[Rows from a dataset]
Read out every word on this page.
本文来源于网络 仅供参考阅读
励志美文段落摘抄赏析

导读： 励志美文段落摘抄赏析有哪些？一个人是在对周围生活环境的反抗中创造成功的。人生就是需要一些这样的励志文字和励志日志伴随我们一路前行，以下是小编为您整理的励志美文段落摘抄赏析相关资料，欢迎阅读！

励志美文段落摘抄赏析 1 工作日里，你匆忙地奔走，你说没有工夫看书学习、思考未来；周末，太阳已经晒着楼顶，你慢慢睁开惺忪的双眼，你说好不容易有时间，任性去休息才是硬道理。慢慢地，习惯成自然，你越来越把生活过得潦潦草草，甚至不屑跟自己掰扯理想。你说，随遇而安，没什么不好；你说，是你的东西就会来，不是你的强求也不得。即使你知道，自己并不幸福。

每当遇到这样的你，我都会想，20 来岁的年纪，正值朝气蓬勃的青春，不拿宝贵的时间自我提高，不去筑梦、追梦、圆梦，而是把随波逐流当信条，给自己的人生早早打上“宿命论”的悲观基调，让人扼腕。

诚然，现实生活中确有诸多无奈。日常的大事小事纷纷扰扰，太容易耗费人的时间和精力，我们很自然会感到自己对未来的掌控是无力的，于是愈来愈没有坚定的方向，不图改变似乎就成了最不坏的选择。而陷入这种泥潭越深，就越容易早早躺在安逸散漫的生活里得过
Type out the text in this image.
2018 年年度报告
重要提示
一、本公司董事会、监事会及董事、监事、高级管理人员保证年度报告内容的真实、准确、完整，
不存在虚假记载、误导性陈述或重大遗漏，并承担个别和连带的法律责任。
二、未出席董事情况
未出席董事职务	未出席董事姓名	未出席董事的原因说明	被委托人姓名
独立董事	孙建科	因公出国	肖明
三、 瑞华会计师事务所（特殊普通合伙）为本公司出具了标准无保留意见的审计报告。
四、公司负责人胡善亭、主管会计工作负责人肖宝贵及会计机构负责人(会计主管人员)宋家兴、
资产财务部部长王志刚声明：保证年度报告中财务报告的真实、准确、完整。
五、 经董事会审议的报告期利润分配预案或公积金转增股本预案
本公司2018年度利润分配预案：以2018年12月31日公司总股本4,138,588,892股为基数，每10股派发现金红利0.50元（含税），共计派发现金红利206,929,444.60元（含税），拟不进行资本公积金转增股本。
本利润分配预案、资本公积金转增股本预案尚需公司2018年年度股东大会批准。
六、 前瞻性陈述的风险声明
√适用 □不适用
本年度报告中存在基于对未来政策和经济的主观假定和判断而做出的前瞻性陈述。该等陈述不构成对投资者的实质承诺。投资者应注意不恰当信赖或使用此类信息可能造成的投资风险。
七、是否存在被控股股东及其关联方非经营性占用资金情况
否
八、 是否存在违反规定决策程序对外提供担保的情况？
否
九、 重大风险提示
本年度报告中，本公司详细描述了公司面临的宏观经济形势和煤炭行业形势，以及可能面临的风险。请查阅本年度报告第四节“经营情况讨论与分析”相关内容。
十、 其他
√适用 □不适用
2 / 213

TASK DESCRIPTION: Beginning at the line that holds "Type out the text in this image.", write out word for word each line through the end of the records.

ANSWER TO THIS TASK:
Type out the text in this image.
2018 年年度报告
重要提示
一、本公司董事会、监事会及董事、监事、高级管理人员保证年度报告内容的真实、准确、完整，
不存在虚假记载、误导性陈述或重大遗漏，并承担个别和连带的法律责任。
二、未出席董事情况
未出席董事职务	未出席董事姓名	未出席董事的原因说明	被委托人姓名
独立董事	孙建科	因公出国	肖明
三、 瑞华会计师事务所（特殊普通合伙）为本公司出具了标准无保留意见的审计报告。
四、公司负责人胡善亭、主管会计工作负责人肖宝贵及会计机构负责人(会计主管人员)宋家兴、
资产财务部部长王志刚声明：保证年度报告中财务报告的真实、准确、完整。
五、 经董事会审议的报告期利润分配预案或公积金转增股本预案
本公司2018年度利润分配预案：以2018年12月31日公司总股本4,138,588,892股为基数，每10股派发现金红利0.50元（含税），共计派发现金红利206,929,444.60元（含税），拟不进行资本公积金转增股本。
本利润分配预案、资本公积金转增股本预案尚需公司2018年年度股东大会批准。
六、 前瞻性陈述的风险声明
√适用 □不适用
本年度报告中存在基于对未来政策和经济的主观假定和判断而做出的前瞻性陈述。该等陈述不构成对投资者的实质承诺。投资者应注意不恰当信赖或使用此类信息可能造成的投资风险。
七、是否存在被控股股东及其关联方非经营性占用资金情况
否
八、 是否存在违反规定决策程序对外提供担保的情况？
否
九、 重大风险提示
本年度报告中，本公司详细描述了公司面临的宏观经济形势和煤炭行业形势，以及可能面临的风险。请查阅本年度报告第四节“经营情况讨论与分析”相关内容。
十、 其他
√适用 □不适用
2 / 213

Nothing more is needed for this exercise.